— Start of Record set —
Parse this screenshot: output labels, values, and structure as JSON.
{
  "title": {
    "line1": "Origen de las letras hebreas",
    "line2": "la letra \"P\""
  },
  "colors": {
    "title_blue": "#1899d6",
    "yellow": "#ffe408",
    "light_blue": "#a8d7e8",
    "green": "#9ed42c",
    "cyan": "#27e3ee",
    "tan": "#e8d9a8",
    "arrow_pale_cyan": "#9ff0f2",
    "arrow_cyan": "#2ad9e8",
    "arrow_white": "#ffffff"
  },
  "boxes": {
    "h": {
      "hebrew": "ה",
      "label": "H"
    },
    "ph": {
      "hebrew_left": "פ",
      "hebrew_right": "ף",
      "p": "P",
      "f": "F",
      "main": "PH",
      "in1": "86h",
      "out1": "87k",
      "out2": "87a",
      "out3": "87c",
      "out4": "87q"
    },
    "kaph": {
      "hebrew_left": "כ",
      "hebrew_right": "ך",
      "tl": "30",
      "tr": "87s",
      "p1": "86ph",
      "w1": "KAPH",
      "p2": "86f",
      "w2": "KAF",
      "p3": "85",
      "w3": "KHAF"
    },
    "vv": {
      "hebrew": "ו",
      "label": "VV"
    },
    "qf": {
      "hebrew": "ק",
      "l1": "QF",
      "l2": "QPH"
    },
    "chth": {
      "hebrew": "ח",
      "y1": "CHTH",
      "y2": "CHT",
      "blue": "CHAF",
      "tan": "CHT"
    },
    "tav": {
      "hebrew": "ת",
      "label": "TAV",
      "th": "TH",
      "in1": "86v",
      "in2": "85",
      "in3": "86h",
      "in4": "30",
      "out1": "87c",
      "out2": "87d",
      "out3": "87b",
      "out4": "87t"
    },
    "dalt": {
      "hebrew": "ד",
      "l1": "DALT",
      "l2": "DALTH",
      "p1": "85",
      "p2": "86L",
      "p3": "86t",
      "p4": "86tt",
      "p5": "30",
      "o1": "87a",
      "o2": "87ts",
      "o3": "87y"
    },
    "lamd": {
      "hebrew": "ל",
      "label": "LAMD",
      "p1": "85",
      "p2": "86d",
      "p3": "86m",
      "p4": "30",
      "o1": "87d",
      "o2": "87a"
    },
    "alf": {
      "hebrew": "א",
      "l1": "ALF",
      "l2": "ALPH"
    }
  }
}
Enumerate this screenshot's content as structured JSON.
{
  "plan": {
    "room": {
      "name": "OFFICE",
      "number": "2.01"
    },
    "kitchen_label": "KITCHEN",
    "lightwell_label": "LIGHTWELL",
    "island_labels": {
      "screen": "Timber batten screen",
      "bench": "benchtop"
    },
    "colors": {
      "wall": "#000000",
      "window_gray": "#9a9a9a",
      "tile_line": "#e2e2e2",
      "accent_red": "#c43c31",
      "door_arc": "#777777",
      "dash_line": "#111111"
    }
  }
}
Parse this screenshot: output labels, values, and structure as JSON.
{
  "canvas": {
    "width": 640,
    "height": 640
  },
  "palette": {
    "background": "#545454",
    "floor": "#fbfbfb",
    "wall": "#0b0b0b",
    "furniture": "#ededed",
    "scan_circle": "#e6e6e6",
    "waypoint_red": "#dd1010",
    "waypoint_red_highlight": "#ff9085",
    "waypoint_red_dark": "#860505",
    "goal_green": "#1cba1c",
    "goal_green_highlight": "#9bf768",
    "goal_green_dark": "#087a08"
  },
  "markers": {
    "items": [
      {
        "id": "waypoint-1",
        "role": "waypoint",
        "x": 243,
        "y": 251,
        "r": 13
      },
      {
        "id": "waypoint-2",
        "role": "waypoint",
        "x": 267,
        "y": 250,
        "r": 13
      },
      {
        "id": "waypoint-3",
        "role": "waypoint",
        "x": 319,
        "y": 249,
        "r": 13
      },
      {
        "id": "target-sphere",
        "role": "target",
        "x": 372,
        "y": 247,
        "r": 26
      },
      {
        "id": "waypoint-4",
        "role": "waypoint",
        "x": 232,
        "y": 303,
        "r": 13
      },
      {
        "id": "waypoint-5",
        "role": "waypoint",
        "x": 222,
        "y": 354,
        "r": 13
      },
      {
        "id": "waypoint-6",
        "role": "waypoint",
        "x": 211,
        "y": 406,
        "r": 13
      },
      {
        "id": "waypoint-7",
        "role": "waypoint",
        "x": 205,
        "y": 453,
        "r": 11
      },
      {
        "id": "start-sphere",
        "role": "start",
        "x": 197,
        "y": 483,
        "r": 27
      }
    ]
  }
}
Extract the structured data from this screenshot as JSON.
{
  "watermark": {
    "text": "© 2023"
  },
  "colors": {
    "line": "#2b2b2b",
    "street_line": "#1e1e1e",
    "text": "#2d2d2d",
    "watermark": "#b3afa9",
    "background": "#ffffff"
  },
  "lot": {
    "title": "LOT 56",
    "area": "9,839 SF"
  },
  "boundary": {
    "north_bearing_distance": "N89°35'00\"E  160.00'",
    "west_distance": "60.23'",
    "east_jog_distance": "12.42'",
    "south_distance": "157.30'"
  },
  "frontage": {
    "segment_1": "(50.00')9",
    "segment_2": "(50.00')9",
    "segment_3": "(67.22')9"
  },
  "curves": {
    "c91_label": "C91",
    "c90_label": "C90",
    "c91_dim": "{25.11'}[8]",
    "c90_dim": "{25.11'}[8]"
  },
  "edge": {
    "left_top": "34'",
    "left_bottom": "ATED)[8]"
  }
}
— End of Record set —
Find each line in the records holding the string "background" and show it.

    "background": "#545454",
    "background": "#ffffff"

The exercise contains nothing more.